··· Data supplied

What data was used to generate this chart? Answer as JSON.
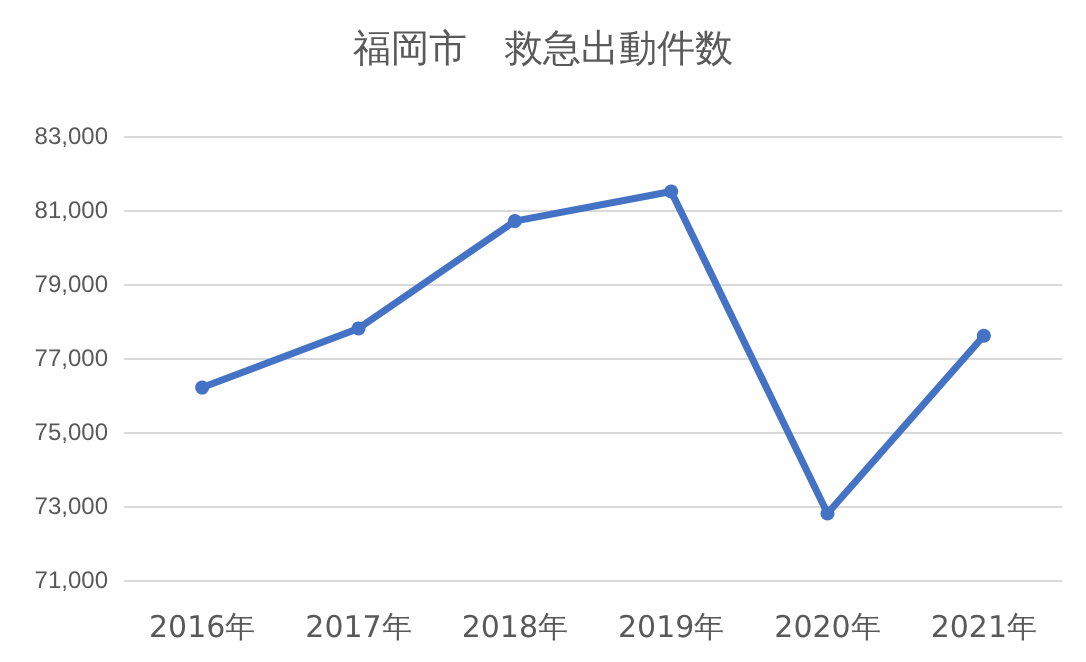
{
  "chart_data": {
    "type": "line",
    "title": "福岡市　救急出動件数",
    "categories": [
      "2016年",
      "2017年",
      "2018年",
      "2019年",
      "2020年",
      "2021年"
    ],
    "series": [
      {
        "color": "#4472c4",
        "values": [
          76200,
          77800,
          80700,
          81500,
          72800,
          77600
        ]
      }
    ],
    "ylim": [
      71000,
      83000
    ],
    "yticks": [
      {
        "value": 71000,
        "label": "71,000"
      },
      {
        "value": 73000,
        "label": "73,000"
      },
      {
        "value": 75000,
        "label": "75,000"
      },
      {
        "value": 77000,
        "label": "77,000"
      },
      {
        "value": 79000,
        "label": "79,000"
      },
      {
        "value": 81000,
        "label": "81,000"
      },
      {
        "value": 83000,
        "label": "83,000"
      }
    ],
    "grid": "y",
    "marker": "circle",
    "line_style": "solid"
  }
}
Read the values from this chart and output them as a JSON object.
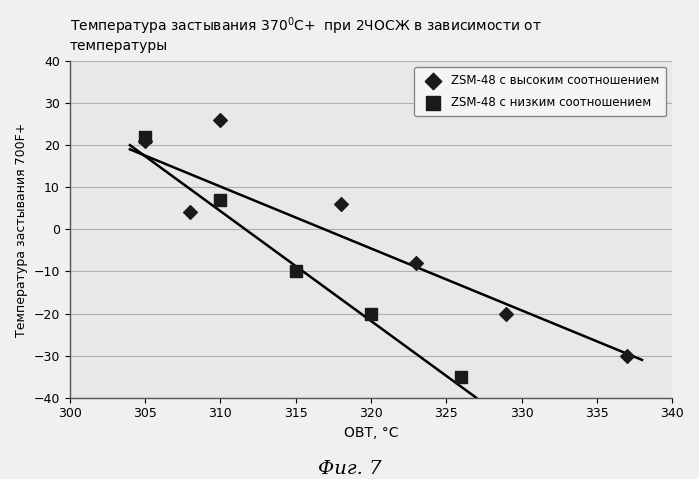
{
  "title_part1": "Температура застывания 370",
  "title_sup": "0",
  "title_part2": "C+  при 2ЧОСЖ в зависимости от",
  "title_line2": "температуры",
  "xlabel": "ОВТ, °C",
  "ylabel": "Температура застывания 700F+",
  "footer": "Фиг. 7",
  "xlim": [
    300,
    340
  ],
  "ylim": [
    -40,
    40
  ],
  "xticks": [
    300,
    305,
    310,
    315,
    320,
    325,
    330,
    335,
    340
  ],
  "yticks": [
    -40,
    -30,
    -20,
    -10,
    0,
    10,
    20,
    30,
    40
  ],
  "series_high": {
    "label": "ZSM-48 с высоким соотношением",
    "x": [
      305,
      308,
      310,
      318,
      323,
      329,
      337
    ],
    "y": [
      21,
      4,
      26,
      6,
      -8,
      -20,
      -30
    ],
    "marker": "D",
    "color": "#1a1a1a",
    "markersize": 7,
    "trendline": {
      "x0": 304,
      "x1": 338,
      "y0": 19,
      "y1": -31
    }
  },
  "series_low": {
    "label": "ZSM-48 с низким соотношением",
    "x": [
      305,
      310,
      315,
      320,
      326
    ],
    "y": [
      22,
      7,
      -10,
      -20,
      -35
    ],
    "marker": "s",
    "color": "#1a1a1a",
    "markersize": 8,
    "trendline": {
      "x0": 304,
      "x1": 327,
      "y0": 20,
      "y1": -40
    }
  },
  "background_color": "#f0f0f0",
  "grid_color": "#b0b0b0",
  "plot_bg": "#e8e8e8"
}
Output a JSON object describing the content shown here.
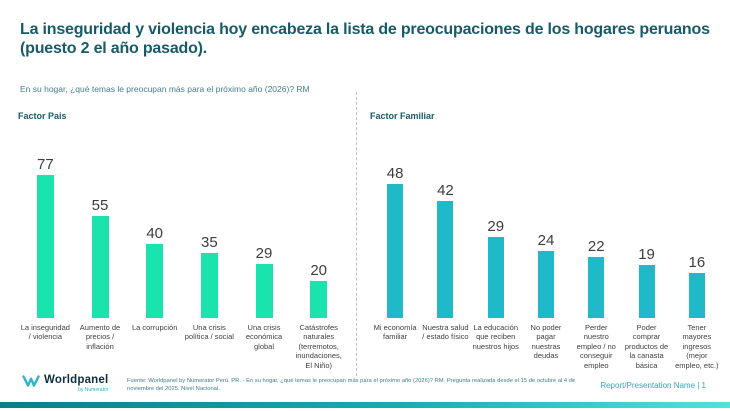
{
  "slide": {
    "title": "La inseguridad y violencia hoy encabeza la lista de preocupaciones de los hogares peruanos (puesto 2 el año pasado).",
    "subtitle": "En su hogar, ¿qué temas le preocupan más para el próximo año (2026)? RM"
  },
  "footer": {
    "logo_main": "Worldpanel",
    "logo_sub": "by Numerator",
    "source": "Fuente: Worldpanel by Numerator Perú. PR. - En su hogar, ¿qué temas le preocupan más para el próximo año (2026)? RM. Pregunta realizada desde el 15 de octubre al 4 de noviembre del 2025. Nivel Nacional.",
    "page_label": "Report/Presentation Name | 1"
  },
  "colors": {
    "title_text": "#185A68",
    "subtitle_text": "#44808F",
    "factor_pais_bar": "#1BE3AE",
    "factor_familiar_bar": "#1FB9C8",
    "value_label_text": "#3D3D3D",
    "category_label_text": "#404040",
    "footer_text": "#3E7E8C",
    "page_label_text": "#2FA9BD",
    "bottom_bar_gradient_start": "#0E7C8B",
    "bottom_bar_gradient_end": "#55E0DE"
  },
  "chart_data": [
    {
      "type": "bar",
      "title": "Factor Pais",
      "categories": [
        "La inseguridad / violencia",
        "Aumento de precios / inflación",
        "La corrupción",
        "Una crisis política / social",
        "Una crisis económica global",
        "Catástrofes naturales (terremotos, inundaciones, El Niño)"
      ],
      "values": [
        77,
        55,
        40,
        35,
        29,
        20
      ],
      "bar_color": "#1BE3AE",
      "data_labels": true,
      "value_axis_visible": false,
      "grid": false,
      "legend": "none"
    },
    {
      "type": "bar",
      "title": "Factor Familiar",
      "categories": [
        "Mi economía familiar",
        "Nuestra salud / estado físico",
        "La educación que reciben nuestros hijos",
        "No poder pagar nuestras deudas",
        "Perder nuestro empleo / no conseguir empleo",
        "Poder comprar productos de la canasta básica",
        "Tener mayores ingresos (mejor empleo, etc.)"
      ],
      "values": [
        48,
        42,
        29,
        24,
        22,
        19,
        16
      ],
      "bar_color": "#1FB9C8",
      "data_labels": true,
      "value_axis_visible": false,
      "grid": false,
      "legend": "none"
    }
  ]
}
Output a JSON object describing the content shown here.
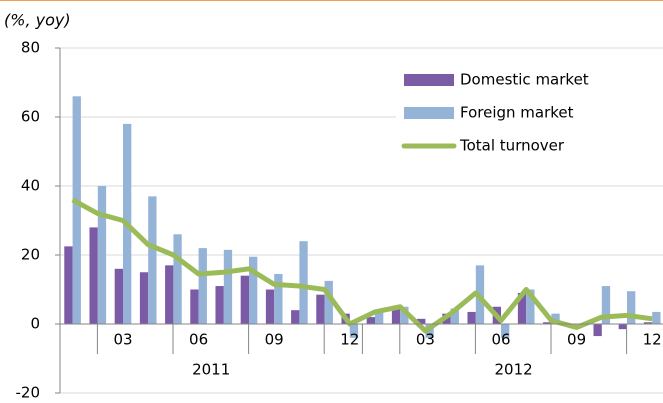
{
  "chart_data": {
    "type": "bar",
    "y_axis_label": "(%, yoy)",
    "categories": [
      null,
      null,
      "03",
      null,
      null,
      "06",
      null,
      null,
      "09",
      null,
      null,
      "12",
      null,
      null,
      "03",
      null,
      null,
      "06",
      null,
      null,
      "09",
      null,
      null,
      "12"
    ],
    "years": [
      "2011",
      "2012"
    ],
    "series": [
      {
        "name": "Domestic market",
        "type": "bar",
        "color": "#7b5aa6",
        "values": [
          22.5,
          28,
          16,
          15,
          17,
          10,
          11,
          14,
          10,
          4,
          8.5,
          3,
          2,
          5,
          1.5,
          3,
          3.5,
          5,
          9,
          0.5,
          0,
          -3.5,
          -1.5,
          0.5
        ]
      },
      {
        "name": "Foreign market",
        "type": "bar",
        "color": "#95b3d7",
        "values": [
          66,
          40,
          58,
          37,
          26,
          22,
          21.5,
          19.5,
          14.5,
          24,
          12.5,
          -4,
          4,
          5,
          -4,
          4.5,
          17,
          -4,
          10,
          3,
          -0.5,
          11,
          9.5,
          3.5
        ]
      },
      {
        "name": "Total turnover",
        "type": "line",
        "color": "#9bbb59",
        "values": [
          36,
          32,
          30,
          23,
          20,
          14.5,
          15,
          16,
          11.5,
          11,
          10,
          0,
          3.5,
          5,
          -2,
          3,
          9,
          1,
          10,
          1,
          -1,
          2,
          2.5,
          1.5
        ]
      }
    ],
    "ylim": [
      -20,
      80
    ],
    "yticks": [
      -20,
      0,
      20,
      40,
      60,
      80
    ],
    "grid": true,
    "legend": "top-right"
  }
}
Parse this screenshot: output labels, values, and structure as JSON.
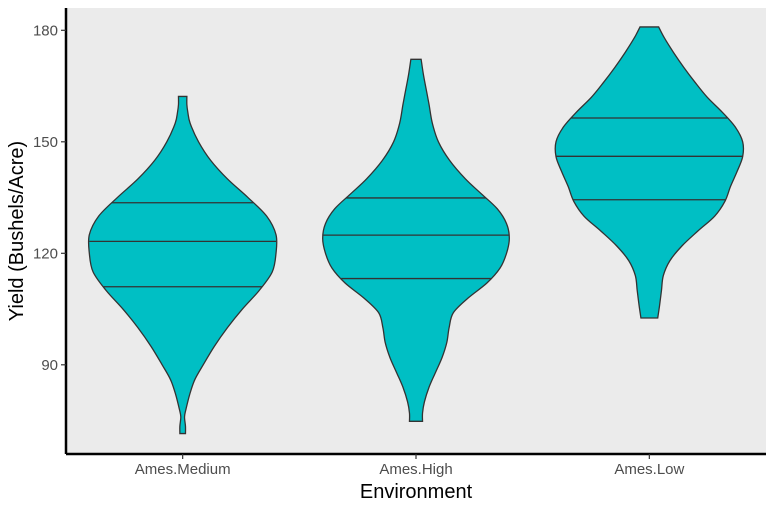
{
  "chart_data": {
    "type": "violin",
    "xlabel": "Environment",
    "ylabel": "Yield (Bushels/Acre)",
    "categories": [
      "Ames.Medium",
      "Ames.High",
      "Ames.Low"
    ],
    "y_ticks": [
      90,
      120,
      150,
      180
    ],
    "ylim": [
      66,
      186
    ],
    "grid": false,
    "fill_color": "#00BFC4",
    "outline_color": "#333333",
    "panel_background": "#EBEBEB",
    "violins": [
      {
        "category": "Ames.Medium",
        "min": 71.5,
        "max": 162.2,
        "quantiles": {
          "q25": 111,
          "q50": 123.2,
          "q75": 133.6
        },
        "density": [
          [
            71.5,
            0.03
          ],
          [
            73.5,
            0.03
          ],
          [
            76,
            0.02
          ],
          [
            78,
            0.035
          ],
          [
            82,
            0.075
          ],
          [
            86,
            0.13
          ],
          [
            90,
            0.22
          ],
          [
            95,
            0.34
          ],
          [
            100,
            0.48
          ],
          [
            105,
            0.64
          ],
          [
            110,
            0.82
          ],
          [
            115,
            0.96
          ],
          [
            120,
            1.0
          ],
          [
            125,
            1.0
          ],
          [
            130,
            0.9
          ],
          [
            135,
            0.7
          ],
          [
            140,
            0.48
          ],
          [
            145,
            0.3
          ],
          [
            150,
            0.17
          ],
          [
            155,
            0.08
          ],
          [
            158,
            0.055
          ],
          [
            160,
            0.045
          ],
          [
            162.2,
            0.045
          ]
        ]
      },
      {
        "category": "Ames.High",
        "min": 74.8,
        "max": 172.2,
        "quantiles": {
          "q25": 113.2,
          "q50": 124.9,
          "q75": 134.9
        },
        "density": [
          [
            74.8,
            0.07
          ],
          [
            77,
            0.07
          ],
          [
            80,
            0.09
          ],
          [
            84,
            0.14
          ],
          [
            88,
            0.21
          ],
          [
            92,
            0.28
          ],
          [
            96,
            0.33
          ],
          [
            100,
            0.355
          ],
          [
            104,
            0.4
          ],
          [
            108,
            0.56
          ],
          [
            112,
            0.76
          ],
          [
            116,
            0.9
          ],
          [
            120,
            0.97
          ],
          [
            124,
            1.0
          ],
          [
            128,
            0.97
          ],
          [
            132,
            0.87
          ],
          [
            136,
            0.7
          ],
          [
            140,
            0.53
          ],
          [
            145,
            0.36
          ],
          [
            150,
            0.24
          ],
          [
            155,
            0.175
          ],
          [
            160,
            0.14
          ],
          [
            164,
            0.11
          ],
          [
            168,
            0.08
          ],
          [
            172.2,
            0.055
          ]
        ]
      },
      {
        "category": "Ames.Low",
        "min": 102.6,
        "max": 180.9,
        "quantiles": {
          "q25": 134.4,
          "q50": 146.1,
          "q75": 156.4
        },
        "density": [
          [
            102.6,
            0.09
          ],
          [
            106,
            0.11
          ],
          [
            110,
            0.13
          ],
          [
            114,
            0.15
          ],
          [
            118,
            0.22
          ],
          [
            122,
            0.35
          ],
          [
            126,
            0.52
          ],
          [
            130,
            0.7
          ],
          [
            134,
            0.81
          ],
          [
            138,
            0.87
          ],
          [
            142,
            0.94
          ],
          [
            146,
            1.0
          ],
          [
            150,
            1.0
          ],
          [
            154,
            0.92
          ],
          [
            158,
            0.78
          ],
          [
            162,
            0.62
          ],
          [
            166,
            0.49
          ],
          [
            170,
            0.37
          ],
          [
            174,
            0.26
          ],
          [
            178,
            0.16
          ],
          [
            180.9,
            0.1
          ]
        ]
      }
    ]
  }
}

······

» Given instruction: Which lines hold the word "empleo"? Show each one.

» Full response:
        "Perder nuestro empleo / no conseguir empleo",
        "Tener mayores ingresos (mejor empleo, etc.)"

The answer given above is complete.